§ Goal of the exercise: Scan the lines below; pull out those with "Libertad".

* BEGIN *

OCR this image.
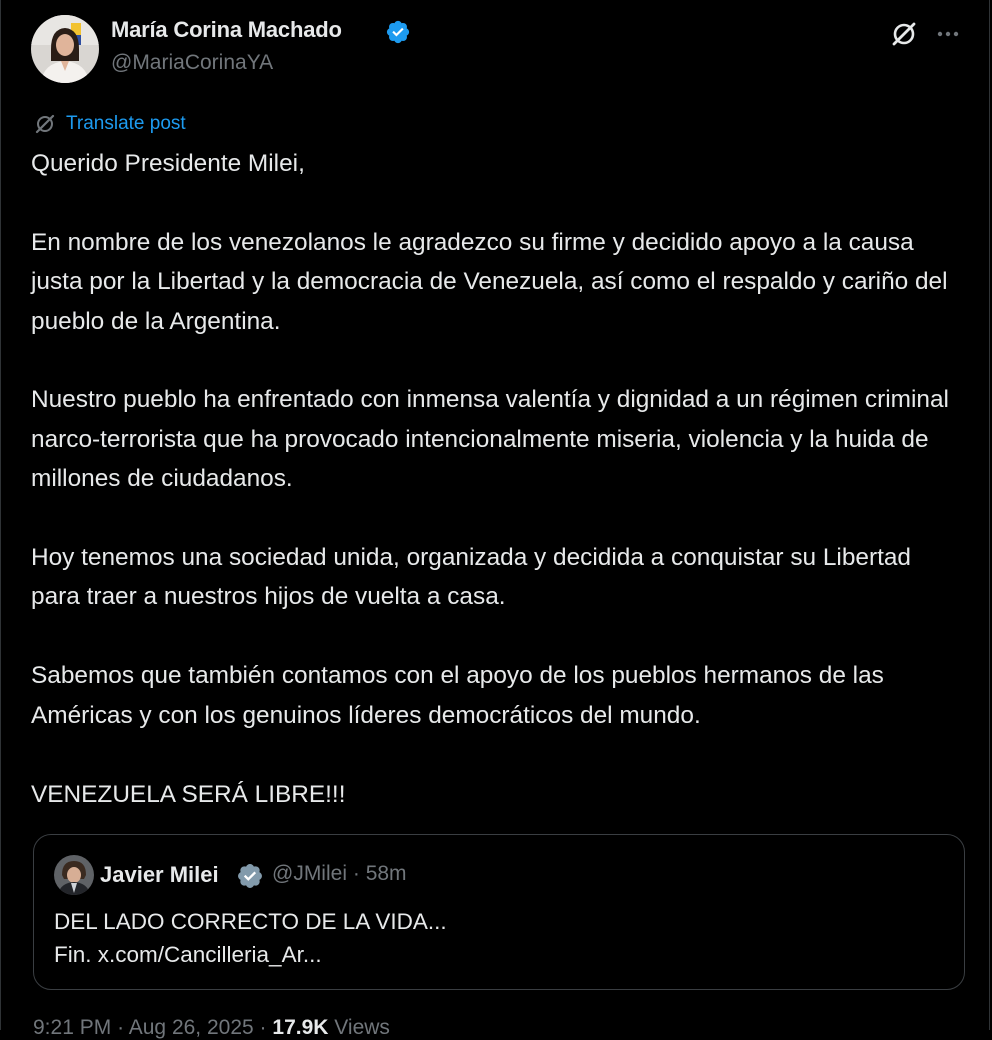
María Corina Machado
@MariaCorinaYA
Translate post
Querido Presidente Milei,

En nombre de los venezolanos le agradezco su firme y decidido apoyo a la causa justa por la Libertad y la democracia de Venezuela, así como el respaldo y cariño del pueblo de la Argentina.

Nuestro pueblo ha enfrentado con inmensa valentía y dignidad a un régimen criminal narco-terrorista que ha provocado intencionalmente miseria, violencia y la huida de millones de ciudadanos.

Hoy tenemos una sociedad unida, organizada y decidida a conquistar su Libertad para traer a nuestros hijos de vuelta a casa.

Sabemos que también contamos con el apoyo de los pueblos hermanos de las Américas y con los genuinos líderes democráticos del mundo.

VENEZUELA SERÁ LIBRE!!!
Javier Milei	@JMilei · 58m
DEL LADO CORRECTO DE LA VIDA...
Fin. x.com/Cancilleria_Ar...
9:21 PM · Aug 26, 2025 · 17.9K Views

* END *

§ Task answer:
En nombre de los venezolanos le agradezco su firme y decidido apoyo a la causa justa por la Libertad y la democracia de Venezuela, así como el respaldo y cariño del pueblo de la Argentina.
Hoy tenemos una sociedad unida, organizada y decidida a conquistar su Libertad para traer a nuestros hijos de vuelta a casa.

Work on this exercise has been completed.